§ **Exercise prompt**: Please report every line of the records below that contains the word "joined".

§ **Provided records**:
----

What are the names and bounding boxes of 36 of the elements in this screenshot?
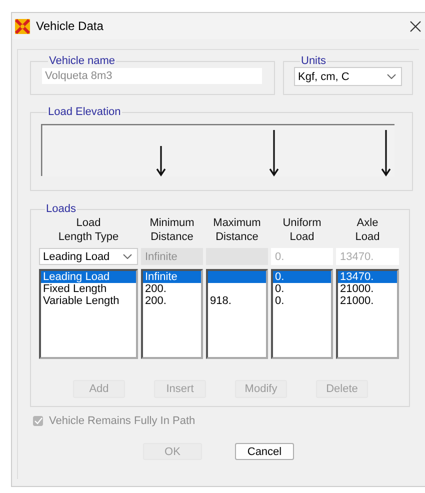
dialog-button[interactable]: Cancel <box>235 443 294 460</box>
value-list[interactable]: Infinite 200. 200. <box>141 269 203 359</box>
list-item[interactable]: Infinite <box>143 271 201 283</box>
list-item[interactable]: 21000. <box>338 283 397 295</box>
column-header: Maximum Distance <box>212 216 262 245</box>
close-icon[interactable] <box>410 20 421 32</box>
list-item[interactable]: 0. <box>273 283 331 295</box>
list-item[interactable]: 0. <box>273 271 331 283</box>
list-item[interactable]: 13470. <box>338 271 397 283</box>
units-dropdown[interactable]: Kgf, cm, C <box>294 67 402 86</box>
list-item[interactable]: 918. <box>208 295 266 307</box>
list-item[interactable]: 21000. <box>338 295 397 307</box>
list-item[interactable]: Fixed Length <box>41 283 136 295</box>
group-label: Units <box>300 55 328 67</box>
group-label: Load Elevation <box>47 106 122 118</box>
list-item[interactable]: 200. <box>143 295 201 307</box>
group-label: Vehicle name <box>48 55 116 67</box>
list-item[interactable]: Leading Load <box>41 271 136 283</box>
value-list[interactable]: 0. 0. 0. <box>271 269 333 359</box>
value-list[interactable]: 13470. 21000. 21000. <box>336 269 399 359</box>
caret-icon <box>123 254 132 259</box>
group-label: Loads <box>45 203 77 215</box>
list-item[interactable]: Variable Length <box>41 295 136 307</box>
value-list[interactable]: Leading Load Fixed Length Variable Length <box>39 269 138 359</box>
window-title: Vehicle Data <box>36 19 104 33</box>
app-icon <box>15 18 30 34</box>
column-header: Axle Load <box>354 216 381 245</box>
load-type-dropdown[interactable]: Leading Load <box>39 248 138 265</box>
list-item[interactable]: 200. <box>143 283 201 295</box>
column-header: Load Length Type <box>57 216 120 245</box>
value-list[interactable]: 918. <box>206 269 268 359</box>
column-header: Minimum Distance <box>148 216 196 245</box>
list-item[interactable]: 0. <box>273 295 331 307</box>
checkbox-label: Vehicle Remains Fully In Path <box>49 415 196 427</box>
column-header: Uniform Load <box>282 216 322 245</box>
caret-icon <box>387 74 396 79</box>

----

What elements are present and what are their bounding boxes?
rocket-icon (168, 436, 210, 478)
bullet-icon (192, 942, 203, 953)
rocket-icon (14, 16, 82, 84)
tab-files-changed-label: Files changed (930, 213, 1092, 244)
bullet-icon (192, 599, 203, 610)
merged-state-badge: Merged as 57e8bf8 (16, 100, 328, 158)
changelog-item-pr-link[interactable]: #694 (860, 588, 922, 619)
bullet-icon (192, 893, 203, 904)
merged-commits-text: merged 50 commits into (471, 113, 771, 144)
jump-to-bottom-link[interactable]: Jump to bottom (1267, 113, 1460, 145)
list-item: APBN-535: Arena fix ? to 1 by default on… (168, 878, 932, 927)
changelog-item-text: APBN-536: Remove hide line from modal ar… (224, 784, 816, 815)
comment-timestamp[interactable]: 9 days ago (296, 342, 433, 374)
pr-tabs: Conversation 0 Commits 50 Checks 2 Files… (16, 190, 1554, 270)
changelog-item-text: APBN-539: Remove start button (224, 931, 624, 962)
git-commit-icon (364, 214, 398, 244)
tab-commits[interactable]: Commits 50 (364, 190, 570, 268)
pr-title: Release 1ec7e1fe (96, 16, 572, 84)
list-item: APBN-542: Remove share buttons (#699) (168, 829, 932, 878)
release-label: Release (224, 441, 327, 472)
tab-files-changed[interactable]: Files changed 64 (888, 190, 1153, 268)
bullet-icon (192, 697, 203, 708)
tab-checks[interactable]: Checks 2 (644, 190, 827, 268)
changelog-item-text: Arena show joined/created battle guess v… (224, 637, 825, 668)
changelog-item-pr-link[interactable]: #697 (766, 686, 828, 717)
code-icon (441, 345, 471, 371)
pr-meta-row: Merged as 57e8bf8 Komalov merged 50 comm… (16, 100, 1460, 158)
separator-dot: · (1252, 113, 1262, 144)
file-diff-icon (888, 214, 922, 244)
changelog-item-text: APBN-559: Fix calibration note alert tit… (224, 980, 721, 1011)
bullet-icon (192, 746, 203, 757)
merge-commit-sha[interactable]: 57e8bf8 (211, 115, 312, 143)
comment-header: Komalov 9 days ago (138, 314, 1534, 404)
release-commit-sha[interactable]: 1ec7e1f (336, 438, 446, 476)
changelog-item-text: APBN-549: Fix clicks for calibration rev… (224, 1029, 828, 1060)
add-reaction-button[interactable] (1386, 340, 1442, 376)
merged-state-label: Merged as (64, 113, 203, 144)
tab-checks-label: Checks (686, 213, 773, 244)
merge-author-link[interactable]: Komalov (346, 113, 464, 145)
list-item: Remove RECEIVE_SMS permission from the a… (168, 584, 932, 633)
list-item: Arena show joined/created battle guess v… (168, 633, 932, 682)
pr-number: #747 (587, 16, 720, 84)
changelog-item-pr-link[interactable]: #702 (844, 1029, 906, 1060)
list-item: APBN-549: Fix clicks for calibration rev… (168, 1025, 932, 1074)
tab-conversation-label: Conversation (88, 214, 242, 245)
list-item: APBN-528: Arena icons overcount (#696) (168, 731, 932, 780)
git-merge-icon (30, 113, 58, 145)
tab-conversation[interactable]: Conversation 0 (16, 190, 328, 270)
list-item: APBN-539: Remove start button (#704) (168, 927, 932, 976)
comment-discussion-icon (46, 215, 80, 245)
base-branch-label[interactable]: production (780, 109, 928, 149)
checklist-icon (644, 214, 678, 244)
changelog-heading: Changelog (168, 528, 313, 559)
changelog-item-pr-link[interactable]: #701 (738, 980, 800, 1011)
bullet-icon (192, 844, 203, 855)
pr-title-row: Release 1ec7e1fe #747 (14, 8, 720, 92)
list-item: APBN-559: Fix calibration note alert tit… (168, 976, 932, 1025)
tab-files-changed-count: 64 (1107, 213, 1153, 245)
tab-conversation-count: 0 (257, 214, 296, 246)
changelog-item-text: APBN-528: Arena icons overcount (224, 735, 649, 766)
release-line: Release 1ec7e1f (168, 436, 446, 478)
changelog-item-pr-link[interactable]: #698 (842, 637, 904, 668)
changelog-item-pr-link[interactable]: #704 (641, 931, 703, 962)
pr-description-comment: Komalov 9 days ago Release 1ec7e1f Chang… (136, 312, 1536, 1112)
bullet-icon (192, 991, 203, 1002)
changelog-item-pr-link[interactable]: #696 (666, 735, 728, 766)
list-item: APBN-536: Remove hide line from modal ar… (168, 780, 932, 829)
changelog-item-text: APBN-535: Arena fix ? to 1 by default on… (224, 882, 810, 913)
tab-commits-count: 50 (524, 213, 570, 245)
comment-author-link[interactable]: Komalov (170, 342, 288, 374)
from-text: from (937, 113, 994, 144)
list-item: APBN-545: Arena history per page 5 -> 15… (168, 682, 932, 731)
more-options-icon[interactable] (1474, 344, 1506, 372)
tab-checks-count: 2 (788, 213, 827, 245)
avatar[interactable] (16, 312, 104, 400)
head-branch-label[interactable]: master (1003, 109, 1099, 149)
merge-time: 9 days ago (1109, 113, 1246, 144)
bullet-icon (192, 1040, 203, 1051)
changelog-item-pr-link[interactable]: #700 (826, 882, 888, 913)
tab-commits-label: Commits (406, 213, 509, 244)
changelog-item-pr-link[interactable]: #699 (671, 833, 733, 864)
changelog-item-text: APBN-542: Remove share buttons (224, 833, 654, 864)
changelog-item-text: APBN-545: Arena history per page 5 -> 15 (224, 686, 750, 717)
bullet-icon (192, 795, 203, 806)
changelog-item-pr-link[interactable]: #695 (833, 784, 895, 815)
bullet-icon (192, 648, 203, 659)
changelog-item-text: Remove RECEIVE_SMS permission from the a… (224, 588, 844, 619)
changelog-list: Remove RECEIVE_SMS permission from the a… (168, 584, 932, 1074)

----

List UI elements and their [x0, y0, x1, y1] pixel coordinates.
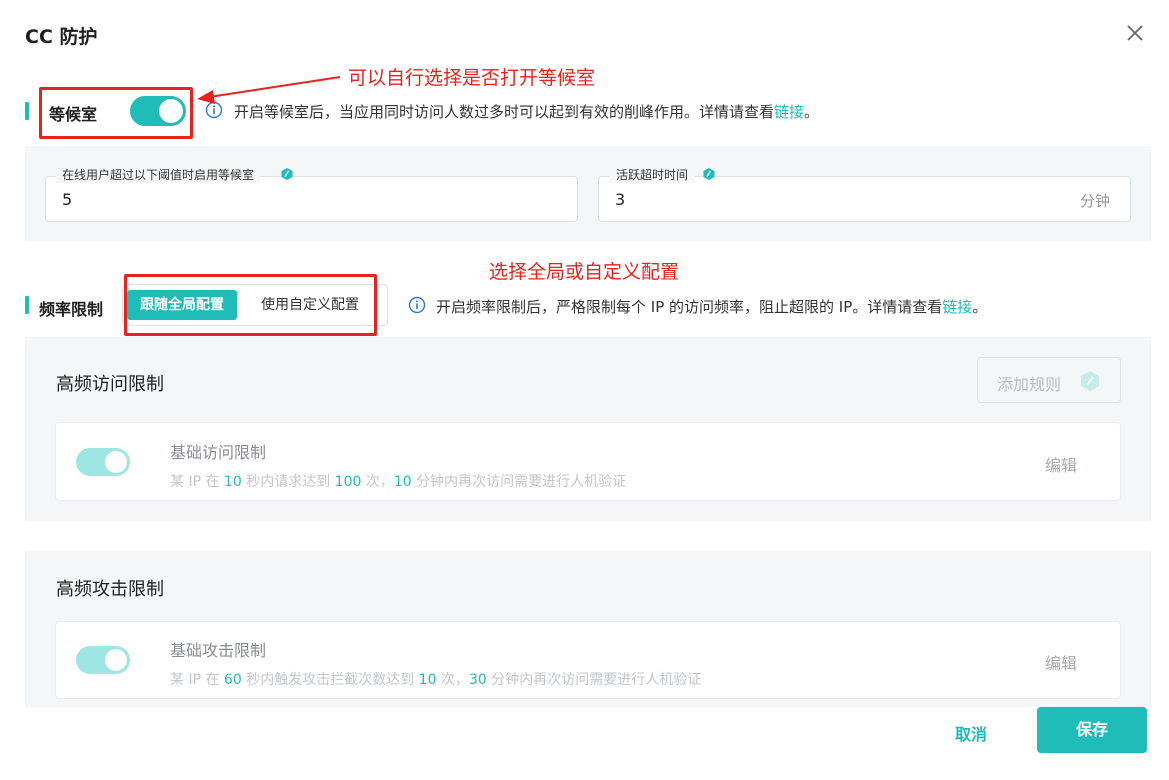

----

§ **Exercise answer**:
changelog-item-text: Arena show joined/created battle guess v… (224, 637, 825, 668)
list-item: Arena show joined/created battle guess v… (168, 633, 932, 682)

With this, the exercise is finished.